* **Short exercise**
Reproduce part of the text on Red Sea drainage and terrain word for word, starting at "The transverse profile" and ending after "on Google Earth.".

* **Text provided**
==================================================
Automatically delineated stream networks show two main categories of E–W and NE trending stream orientations. They exhibit a straight line along major structures and cut through the plateau escarpment with the NE trend, in which the escarpment forms natural basin boundary to the east. Then, they were found to detour into the western low relief of the Red Sea’s coastal plain and the beach, thereafter finding their way to pour into the Red Sea. The stream networks covering the eastern part are aligned in the NNE–SSW directions and link with the ENE–WSW direction at a right angle. Dendritic patterns were recognized in homogenous lithology, on fault with the wide scarp and the Red Sea’s coastal area that show straight, dendritic, and parallel patterns. The prominent short, straight, and parallel streams occur on tilted fault scarp of the Asir Mountains. Applying SRTM DEM revealed a high runoff westward into the Red Sea, as depicted from the automatically extracted drainage channel networks and the elevation (0–2388 m) difference (Figure 4(b)).

Shaded relief image was obtained by assigning the sun azimuth 315° and a solar elevation of 30°, and Z = 10 maximized the extracted information, as shown in Figure 3(d). This image (Figure 4(d)) clearly visualizes the geometry of the terrain and highlights the lineaments that represent fractures, faults, ridges, foliation, and tilted layers. In the eastern part, parallel structural belts were recognized as being dissected by NW–SE, which are related to the Najd Fault systems. In this view, various sub-E–W reliefs were recognized in the plain to the west, when combined with DEM. A draping subset of 753 of OLI on the shaded relief image allowed the visualization of the contrast in the reliefs; where there are two sets of NE–SW and the sub E–W directions appear to be clearly consistent with the extracted stream networks (Figure 4(d)).

The transverse profile along X–Y displays the roughness of the rugged terrain and the sharp defined topographic contacts represented by fault escarpments that separates the elevated plateau from the western plain (Figure 4(e)). In addition, several sharp scarps were recognized in the transverse topographic profiles (Figure 4(e)). In this E–W profile, a significant NNW–SSE sharp topographic contrast was interpreted as a fault trace. The faults are commonly normal faults, contemporaneous with the Red Sea rift. Such faults have steep escarpments and most of the dendritic drainage patterns have developed on these scarps and drained westward. These faults have strong topographic expressions in the form of escarpments and cliffs, many of which appear in the DEM data and can be visualized through high-resolution images on Google Earth.
==================================================
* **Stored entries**
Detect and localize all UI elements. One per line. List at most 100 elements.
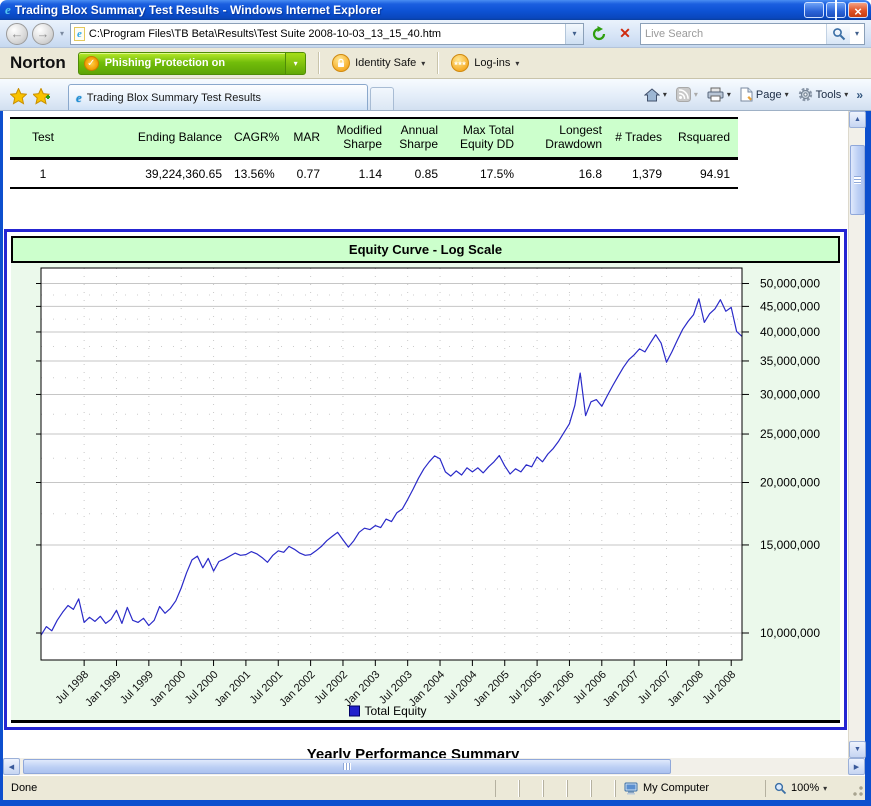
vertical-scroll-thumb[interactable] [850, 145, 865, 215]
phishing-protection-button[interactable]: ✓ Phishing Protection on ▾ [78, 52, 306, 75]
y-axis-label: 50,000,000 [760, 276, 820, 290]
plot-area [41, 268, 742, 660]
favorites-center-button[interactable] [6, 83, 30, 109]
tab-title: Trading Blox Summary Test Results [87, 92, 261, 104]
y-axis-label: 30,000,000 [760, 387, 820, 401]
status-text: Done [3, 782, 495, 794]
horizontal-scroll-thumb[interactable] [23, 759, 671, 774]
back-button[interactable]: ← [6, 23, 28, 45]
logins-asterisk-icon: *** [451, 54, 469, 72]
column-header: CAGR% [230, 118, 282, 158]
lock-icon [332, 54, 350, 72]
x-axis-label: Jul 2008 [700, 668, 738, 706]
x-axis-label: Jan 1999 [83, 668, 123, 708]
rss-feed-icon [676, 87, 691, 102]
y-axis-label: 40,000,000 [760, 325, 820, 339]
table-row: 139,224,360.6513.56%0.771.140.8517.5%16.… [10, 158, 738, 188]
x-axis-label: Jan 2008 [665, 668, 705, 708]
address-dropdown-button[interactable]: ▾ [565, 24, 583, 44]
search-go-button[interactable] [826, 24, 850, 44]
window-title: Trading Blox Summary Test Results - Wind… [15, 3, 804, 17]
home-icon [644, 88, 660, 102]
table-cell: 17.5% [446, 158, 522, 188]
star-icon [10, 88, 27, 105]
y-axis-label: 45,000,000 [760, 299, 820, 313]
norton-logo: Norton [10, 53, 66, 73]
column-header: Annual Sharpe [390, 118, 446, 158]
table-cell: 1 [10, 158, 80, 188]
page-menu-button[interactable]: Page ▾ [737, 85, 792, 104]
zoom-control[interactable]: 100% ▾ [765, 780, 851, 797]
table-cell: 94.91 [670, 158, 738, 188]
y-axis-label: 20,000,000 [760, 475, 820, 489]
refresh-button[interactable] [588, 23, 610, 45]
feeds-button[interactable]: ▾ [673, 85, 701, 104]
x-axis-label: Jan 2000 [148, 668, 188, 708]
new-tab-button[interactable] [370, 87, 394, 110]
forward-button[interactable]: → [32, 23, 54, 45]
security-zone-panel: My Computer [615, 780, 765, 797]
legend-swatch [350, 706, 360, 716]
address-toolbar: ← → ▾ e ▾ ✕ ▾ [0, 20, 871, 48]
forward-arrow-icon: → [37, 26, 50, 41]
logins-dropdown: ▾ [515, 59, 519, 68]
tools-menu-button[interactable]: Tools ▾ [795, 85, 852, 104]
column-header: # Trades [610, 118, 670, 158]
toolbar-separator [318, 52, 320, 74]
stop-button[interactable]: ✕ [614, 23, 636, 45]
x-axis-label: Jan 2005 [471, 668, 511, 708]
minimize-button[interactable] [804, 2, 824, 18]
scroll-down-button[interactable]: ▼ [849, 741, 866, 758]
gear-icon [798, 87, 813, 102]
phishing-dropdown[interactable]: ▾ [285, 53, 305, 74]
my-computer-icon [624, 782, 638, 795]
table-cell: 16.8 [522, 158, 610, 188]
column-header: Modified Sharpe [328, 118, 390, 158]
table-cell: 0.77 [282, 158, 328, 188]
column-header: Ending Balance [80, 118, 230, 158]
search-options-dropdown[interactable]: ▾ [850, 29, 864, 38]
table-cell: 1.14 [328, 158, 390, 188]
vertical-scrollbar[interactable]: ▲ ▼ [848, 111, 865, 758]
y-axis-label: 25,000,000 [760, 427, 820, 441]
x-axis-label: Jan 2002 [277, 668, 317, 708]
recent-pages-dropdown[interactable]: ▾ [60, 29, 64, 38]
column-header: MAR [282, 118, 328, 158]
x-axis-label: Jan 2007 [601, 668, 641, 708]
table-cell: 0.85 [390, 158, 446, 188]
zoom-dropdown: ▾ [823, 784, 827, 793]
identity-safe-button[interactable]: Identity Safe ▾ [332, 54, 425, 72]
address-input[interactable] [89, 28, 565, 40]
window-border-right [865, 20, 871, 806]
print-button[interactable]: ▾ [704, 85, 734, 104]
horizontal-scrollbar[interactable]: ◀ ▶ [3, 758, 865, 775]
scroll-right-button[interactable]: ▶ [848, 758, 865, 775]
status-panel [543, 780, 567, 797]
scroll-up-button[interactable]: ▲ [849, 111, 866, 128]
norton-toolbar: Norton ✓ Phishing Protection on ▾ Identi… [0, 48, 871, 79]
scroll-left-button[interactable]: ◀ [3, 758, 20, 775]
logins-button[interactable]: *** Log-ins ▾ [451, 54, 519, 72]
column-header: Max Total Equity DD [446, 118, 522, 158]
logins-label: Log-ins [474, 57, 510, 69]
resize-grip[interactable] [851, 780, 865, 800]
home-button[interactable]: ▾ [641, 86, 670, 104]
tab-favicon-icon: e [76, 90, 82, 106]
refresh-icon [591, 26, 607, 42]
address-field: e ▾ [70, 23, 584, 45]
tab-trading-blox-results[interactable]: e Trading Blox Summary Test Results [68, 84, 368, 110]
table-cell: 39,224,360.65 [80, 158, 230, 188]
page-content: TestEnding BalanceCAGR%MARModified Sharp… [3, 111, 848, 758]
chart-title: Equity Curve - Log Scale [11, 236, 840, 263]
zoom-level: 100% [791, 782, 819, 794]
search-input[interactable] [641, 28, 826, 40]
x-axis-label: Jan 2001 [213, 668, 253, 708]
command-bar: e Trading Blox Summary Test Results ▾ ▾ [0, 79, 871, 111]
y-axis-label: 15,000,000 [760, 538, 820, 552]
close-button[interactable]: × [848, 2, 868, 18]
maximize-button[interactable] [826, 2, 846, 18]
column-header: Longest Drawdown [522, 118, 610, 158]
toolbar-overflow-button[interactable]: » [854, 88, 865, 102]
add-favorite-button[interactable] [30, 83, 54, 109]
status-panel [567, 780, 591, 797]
==================================================
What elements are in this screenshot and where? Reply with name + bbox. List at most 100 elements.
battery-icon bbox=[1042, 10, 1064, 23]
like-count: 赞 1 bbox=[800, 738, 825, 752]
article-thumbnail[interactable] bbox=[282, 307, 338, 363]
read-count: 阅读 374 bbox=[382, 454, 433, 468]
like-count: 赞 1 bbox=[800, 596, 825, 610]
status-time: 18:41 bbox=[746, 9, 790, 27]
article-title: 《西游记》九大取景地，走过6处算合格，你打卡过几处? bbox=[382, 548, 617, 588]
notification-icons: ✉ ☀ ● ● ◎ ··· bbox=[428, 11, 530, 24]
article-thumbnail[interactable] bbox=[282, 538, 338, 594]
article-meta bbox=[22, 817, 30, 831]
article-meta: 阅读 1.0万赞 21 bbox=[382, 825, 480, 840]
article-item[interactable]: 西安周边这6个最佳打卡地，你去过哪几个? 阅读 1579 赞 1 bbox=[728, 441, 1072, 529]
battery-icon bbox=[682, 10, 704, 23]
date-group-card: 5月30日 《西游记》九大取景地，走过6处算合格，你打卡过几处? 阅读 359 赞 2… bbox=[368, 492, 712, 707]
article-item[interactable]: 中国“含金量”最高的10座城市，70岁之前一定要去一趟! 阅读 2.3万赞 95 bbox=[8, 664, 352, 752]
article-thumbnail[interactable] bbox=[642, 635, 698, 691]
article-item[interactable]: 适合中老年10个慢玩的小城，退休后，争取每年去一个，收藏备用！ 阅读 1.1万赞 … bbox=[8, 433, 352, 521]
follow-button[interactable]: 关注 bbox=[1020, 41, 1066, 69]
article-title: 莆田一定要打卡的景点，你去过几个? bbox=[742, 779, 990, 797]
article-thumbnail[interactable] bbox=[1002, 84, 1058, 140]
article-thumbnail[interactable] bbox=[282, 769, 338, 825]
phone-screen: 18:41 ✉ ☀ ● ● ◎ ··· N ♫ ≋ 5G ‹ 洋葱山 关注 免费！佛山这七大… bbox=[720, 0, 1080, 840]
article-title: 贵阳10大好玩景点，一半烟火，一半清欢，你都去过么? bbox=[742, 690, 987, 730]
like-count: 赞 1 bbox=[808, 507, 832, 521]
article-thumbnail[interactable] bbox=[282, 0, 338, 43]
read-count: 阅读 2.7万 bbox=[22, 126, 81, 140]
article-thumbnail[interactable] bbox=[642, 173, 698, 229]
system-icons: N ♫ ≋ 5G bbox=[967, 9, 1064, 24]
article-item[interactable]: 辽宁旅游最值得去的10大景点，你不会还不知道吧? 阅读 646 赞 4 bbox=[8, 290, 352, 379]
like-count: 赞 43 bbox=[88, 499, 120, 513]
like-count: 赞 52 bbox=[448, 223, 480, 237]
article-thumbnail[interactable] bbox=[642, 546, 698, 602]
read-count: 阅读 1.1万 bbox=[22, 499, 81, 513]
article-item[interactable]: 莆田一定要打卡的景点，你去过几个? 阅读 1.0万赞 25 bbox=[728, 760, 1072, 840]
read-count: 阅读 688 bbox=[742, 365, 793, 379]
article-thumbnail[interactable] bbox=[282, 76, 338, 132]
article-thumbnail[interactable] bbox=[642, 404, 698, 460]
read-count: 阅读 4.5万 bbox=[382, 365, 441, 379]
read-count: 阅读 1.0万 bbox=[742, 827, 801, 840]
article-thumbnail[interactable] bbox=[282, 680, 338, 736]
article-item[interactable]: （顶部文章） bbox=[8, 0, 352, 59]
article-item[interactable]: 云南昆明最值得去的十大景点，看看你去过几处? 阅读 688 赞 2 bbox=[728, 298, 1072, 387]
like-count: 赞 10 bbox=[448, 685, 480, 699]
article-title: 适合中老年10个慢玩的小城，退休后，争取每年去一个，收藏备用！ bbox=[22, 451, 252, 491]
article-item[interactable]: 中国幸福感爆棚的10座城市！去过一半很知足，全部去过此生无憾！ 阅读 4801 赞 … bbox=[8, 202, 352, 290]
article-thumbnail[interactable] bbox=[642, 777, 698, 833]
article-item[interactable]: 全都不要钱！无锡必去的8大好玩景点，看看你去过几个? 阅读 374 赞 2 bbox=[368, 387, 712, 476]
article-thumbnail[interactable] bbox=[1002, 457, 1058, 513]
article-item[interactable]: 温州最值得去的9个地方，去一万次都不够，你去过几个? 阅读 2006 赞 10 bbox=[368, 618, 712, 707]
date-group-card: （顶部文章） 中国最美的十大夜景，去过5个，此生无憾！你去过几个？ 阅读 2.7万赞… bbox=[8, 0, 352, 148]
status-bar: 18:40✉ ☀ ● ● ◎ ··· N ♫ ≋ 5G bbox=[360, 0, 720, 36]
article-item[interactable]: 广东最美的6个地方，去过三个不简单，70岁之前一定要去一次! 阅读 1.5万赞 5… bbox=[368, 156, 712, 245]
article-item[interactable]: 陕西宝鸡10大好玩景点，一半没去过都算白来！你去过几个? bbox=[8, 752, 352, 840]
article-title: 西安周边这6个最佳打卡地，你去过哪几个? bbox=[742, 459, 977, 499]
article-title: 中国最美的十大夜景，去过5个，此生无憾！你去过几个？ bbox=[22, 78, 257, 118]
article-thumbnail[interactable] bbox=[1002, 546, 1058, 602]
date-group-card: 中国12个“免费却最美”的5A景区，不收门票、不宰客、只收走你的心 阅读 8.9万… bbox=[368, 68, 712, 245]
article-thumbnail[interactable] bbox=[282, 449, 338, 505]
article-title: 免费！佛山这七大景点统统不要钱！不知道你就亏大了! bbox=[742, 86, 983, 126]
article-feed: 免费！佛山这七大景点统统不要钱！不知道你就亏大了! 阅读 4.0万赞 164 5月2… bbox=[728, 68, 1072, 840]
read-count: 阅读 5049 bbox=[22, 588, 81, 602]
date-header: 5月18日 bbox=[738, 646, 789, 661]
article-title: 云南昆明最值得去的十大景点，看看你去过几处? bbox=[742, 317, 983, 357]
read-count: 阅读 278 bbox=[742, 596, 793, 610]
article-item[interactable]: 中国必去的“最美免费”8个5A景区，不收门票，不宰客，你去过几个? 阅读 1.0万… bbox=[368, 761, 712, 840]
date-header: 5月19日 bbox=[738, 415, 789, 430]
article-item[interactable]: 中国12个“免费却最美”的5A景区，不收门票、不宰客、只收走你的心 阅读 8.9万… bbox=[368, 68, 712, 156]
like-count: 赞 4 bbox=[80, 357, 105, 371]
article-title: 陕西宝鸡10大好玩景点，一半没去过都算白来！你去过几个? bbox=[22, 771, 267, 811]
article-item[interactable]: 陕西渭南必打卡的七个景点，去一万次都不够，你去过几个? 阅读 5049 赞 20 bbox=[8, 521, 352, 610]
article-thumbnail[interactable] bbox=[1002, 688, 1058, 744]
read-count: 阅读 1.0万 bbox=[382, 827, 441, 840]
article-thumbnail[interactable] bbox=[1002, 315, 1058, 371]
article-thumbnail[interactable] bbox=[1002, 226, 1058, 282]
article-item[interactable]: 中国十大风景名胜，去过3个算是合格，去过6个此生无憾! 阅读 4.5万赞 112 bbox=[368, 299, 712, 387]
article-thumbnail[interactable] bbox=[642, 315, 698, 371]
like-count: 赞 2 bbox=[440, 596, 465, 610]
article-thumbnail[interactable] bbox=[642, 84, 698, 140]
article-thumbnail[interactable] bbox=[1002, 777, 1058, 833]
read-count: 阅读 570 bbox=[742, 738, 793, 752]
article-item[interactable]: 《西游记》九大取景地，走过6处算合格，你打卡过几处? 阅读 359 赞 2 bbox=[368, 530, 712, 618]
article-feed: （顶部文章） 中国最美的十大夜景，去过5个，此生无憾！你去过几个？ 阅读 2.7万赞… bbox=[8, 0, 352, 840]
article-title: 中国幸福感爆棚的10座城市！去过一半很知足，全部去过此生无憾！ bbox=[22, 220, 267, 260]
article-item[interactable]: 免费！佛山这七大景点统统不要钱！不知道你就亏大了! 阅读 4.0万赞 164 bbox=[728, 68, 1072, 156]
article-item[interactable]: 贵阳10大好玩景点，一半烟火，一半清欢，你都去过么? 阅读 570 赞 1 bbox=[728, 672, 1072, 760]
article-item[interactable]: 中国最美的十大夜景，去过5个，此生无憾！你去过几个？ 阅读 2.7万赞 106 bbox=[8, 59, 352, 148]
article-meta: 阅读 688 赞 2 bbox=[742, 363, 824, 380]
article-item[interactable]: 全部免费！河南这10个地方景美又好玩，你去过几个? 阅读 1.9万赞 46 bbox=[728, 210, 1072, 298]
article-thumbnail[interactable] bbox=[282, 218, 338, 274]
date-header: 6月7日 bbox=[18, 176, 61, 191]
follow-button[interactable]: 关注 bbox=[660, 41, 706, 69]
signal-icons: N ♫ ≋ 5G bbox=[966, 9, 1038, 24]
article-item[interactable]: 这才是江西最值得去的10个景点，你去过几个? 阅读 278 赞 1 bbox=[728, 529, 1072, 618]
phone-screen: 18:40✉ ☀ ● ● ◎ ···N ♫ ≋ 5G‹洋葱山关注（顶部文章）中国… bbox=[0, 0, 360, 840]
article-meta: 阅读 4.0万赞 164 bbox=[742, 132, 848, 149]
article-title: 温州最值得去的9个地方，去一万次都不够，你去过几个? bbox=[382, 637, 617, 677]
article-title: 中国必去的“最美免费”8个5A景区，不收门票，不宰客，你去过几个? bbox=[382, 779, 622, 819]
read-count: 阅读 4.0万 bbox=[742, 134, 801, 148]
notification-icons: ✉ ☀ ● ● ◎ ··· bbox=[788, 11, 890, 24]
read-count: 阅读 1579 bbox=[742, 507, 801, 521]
==================================================
* **Output below**
The transverse profile along X–Y displays the roughness of the rugged terrain and the sharp defined topographic contacts represented by fault escarpments that separates the elevated plateau from the western plain (Figure 4(e)). In addition, several sharp scarps were recognized in the transverse topographic profiles (Figure 4(e)). In this E–W profile, a significant NNW–SSE sharp topographic contrast was interpreted as a fault trace. The faults are commonly normal faults, contemporaneous with the Red Sea rift. Such faults have steep escarpments and most of the dendritic drainage patterns have developed on these scarps and drained westward. These faults have strong topographic expressions in the form of escarpments and cliffs, many of which appear in the DEM data and can be visualized through high-resolution images on Google Earth.